## START Exercise material
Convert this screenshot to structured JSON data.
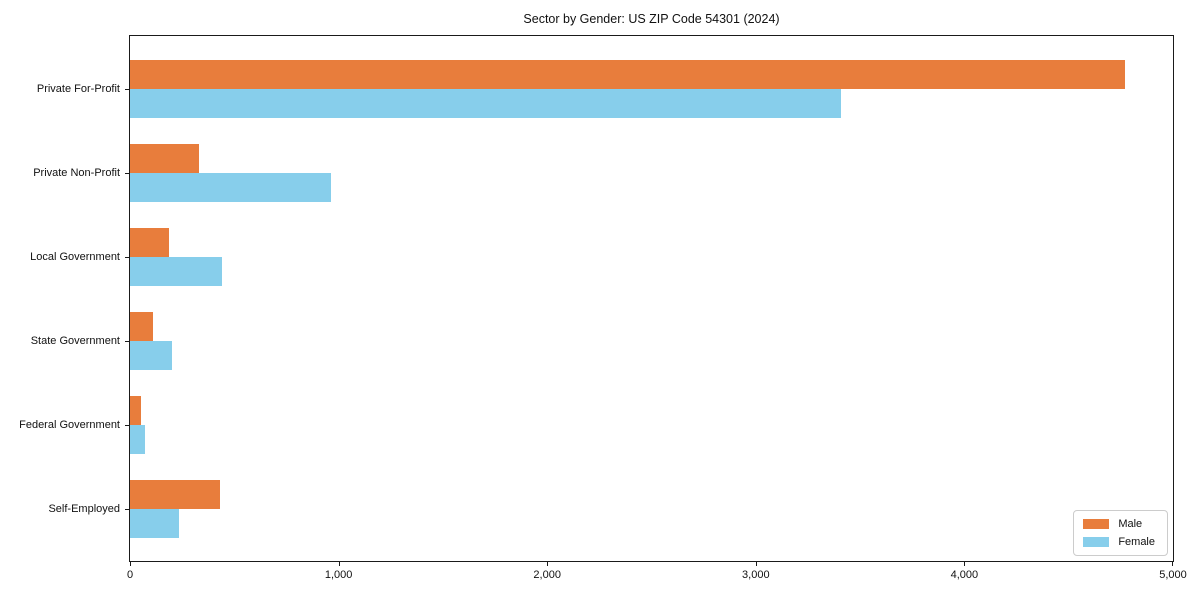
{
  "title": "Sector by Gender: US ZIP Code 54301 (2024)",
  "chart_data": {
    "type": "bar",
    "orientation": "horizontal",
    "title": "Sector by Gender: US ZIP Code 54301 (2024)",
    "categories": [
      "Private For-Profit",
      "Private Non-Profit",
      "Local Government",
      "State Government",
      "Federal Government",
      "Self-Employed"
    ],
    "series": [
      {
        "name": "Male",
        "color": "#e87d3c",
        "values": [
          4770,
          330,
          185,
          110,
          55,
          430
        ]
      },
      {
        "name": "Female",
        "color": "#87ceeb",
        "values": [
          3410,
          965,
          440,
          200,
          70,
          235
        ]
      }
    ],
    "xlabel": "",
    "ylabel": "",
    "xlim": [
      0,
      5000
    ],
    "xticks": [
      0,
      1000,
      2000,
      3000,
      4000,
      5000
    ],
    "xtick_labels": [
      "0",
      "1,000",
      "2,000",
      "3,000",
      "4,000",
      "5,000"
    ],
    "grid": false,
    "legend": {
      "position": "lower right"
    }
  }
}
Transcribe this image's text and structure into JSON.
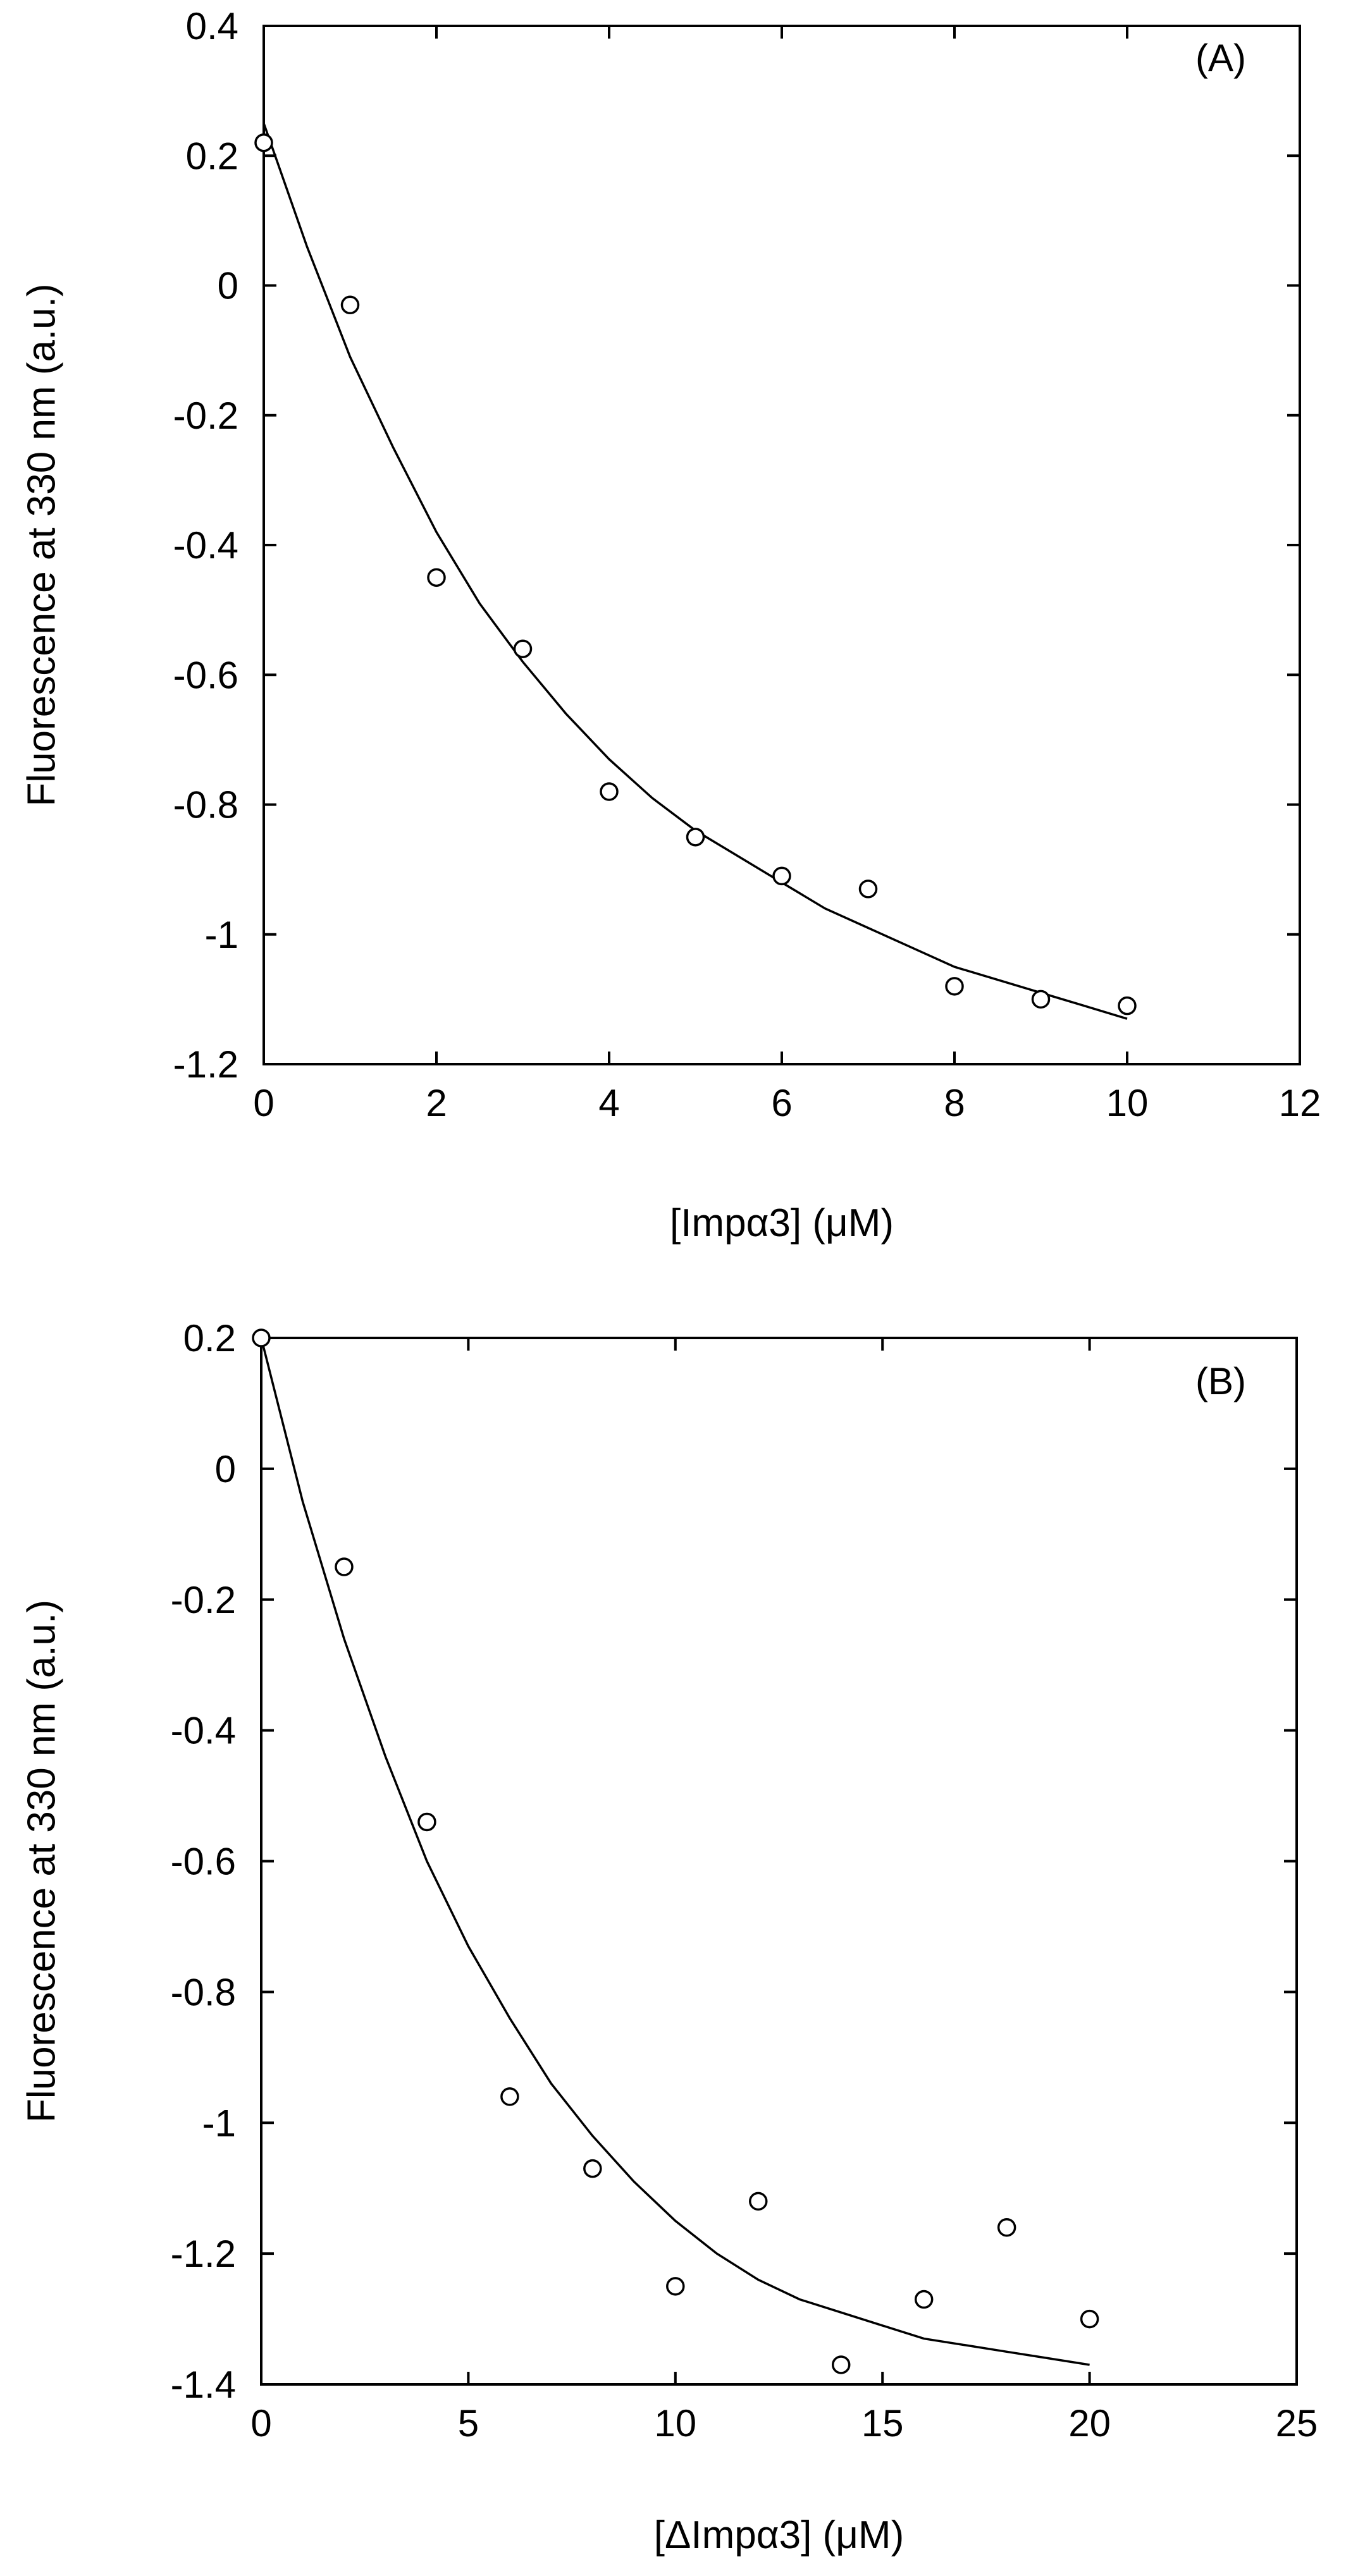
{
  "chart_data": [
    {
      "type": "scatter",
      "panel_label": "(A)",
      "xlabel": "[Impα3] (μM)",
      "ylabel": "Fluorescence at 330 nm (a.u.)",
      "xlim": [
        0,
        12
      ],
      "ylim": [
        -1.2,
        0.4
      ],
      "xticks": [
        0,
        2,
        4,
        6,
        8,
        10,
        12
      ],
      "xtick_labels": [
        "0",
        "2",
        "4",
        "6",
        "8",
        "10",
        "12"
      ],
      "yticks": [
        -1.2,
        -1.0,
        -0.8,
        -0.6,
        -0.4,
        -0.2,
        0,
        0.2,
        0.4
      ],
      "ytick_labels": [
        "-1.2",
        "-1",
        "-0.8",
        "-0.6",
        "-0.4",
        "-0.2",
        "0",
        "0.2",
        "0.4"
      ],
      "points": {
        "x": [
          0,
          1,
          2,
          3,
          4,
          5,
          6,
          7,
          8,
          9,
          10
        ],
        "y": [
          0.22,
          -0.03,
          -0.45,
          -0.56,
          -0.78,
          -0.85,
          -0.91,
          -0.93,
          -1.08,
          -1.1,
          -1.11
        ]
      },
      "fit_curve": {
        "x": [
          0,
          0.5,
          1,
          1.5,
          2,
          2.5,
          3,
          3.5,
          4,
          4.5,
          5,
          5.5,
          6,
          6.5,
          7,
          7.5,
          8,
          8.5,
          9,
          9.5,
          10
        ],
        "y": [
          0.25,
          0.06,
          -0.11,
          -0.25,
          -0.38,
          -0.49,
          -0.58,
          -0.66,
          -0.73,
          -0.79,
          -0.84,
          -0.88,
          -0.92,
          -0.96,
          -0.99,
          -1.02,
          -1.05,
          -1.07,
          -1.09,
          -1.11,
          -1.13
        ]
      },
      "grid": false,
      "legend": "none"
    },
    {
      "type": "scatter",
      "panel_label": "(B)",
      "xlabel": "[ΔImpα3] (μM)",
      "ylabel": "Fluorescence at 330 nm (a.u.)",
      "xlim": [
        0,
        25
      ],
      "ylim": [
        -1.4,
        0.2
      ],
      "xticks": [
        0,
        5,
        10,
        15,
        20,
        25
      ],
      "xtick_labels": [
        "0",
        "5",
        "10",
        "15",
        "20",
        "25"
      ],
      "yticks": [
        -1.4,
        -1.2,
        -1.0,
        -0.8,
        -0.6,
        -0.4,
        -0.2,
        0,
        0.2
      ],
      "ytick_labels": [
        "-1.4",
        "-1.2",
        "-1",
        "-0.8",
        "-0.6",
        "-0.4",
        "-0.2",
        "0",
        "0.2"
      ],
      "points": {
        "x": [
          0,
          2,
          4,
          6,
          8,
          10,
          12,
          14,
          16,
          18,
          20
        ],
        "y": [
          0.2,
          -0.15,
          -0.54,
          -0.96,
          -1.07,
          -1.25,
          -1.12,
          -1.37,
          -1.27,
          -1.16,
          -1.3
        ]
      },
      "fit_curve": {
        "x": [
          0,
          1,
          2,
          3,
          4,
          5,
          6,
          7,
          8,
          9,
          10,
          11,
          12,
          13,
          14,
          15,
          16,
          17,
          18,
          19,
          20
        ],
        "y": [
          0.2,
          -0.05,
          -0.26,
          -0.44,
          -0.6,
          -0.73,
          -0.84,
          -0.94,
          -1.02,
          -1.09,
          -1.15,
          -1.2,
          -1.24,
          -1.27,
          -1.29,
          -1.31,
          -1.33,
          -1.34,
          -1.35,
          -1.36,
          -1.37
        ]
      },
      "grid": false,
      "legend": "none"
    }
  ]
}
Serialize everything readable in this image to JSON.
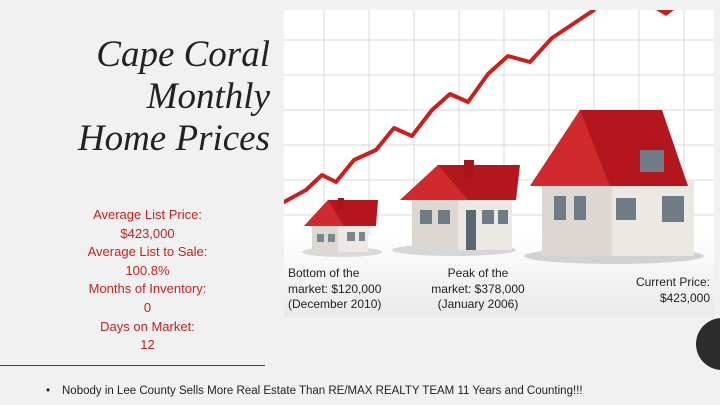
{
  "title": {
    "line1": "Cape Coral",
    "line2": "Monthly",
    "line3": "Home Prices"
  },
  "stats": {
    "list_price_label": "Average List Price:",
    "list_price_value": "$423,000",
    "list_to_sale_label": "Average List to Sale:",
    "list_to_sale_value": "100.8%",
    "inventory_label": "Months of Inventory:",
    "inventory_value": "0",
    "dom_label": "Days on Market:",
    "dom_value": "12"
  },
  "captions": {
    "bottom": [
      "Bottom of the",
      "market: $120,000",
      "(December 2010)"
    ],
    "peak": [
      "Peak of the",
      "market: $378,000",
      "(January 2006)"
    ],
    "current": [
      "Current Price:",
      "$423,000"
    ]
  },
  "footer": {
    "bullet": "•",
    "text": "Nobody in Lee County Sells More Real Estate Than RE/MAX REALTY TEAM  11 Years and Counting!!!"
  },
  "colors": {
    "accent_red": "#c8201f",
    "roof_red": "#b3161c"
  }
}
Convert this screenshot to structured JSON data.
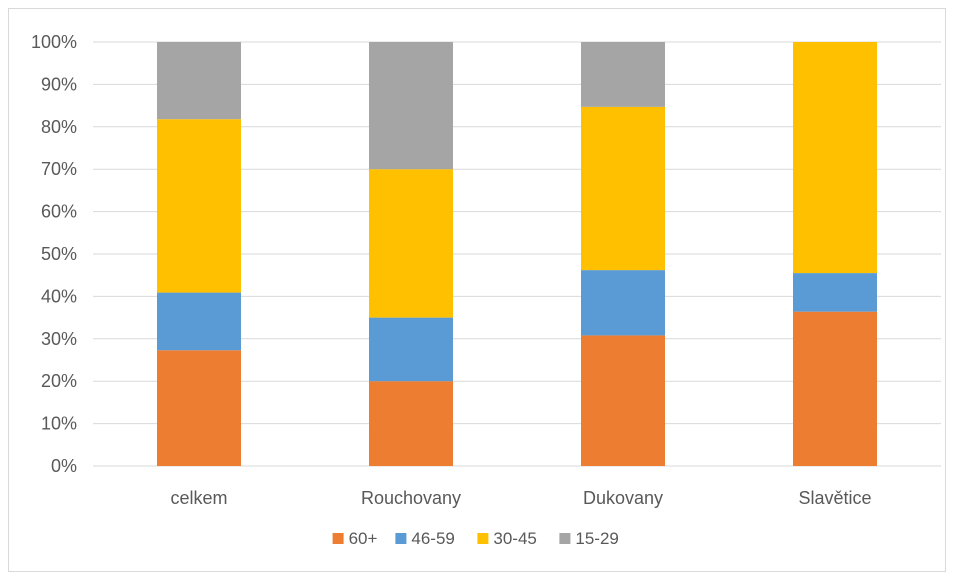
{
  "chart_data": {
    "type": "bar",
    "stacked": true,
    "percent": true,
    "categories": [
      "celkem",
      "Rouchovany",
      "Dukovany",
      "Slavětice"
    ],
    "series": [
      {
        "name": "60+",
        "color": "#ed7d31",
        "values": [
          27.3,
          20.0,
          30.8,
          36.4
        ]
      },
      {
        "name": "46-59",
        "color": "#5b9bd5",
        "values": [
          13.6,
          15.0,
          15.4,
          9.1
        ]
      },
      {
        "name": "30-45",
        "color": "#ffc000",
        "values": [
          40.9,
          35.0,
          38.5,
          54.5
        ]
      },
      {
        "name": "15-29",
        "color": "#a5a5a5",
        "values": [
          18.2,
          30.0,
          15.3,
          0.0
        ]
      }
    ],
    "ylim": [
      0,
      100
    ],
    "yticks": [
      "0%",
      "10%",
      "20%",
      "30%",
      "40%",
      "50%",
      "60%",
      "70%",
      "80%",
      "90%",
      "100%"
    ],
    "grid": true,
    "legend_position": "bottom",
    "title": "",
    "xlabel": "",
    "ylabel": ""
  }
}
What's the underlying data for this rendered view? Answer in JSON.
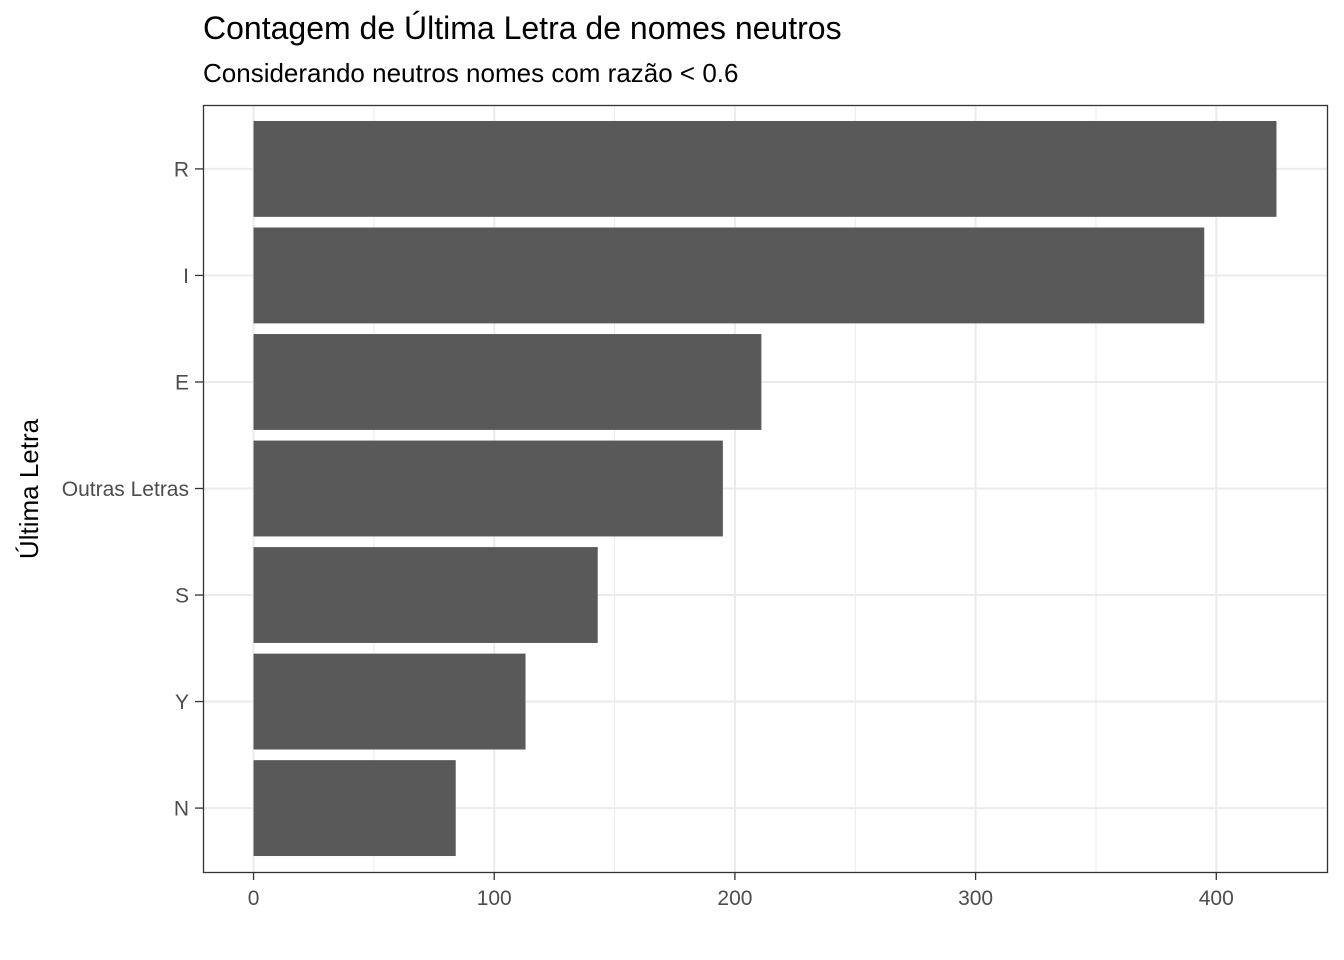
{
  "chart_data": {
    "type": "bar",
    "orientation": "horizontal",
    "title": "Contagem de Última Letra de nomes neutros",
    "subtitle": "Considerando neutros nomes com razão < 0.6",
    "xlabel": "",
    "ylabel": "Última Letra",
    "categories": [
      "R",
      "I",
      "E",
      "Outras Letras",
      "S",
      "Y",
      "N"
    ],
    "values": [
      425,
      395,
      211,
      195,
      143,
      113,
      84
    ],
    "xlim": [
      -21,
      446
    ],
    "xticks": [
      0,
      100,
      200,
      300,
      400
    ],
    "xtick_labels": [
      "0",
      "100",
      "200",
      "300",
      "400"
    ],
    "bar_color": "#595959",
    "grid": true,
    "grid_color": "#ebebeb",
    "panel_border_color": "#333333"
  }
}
## END Exercise material
> **Given problem**
Review the preceding data and report every line that includes the string "Gender".

> **Exercise solution**
  "title": "Sector by Gender: US ZIP Code 54301 (2024)",
    "title": "Sector by Gender: US ZIP Code 54301 (2024)",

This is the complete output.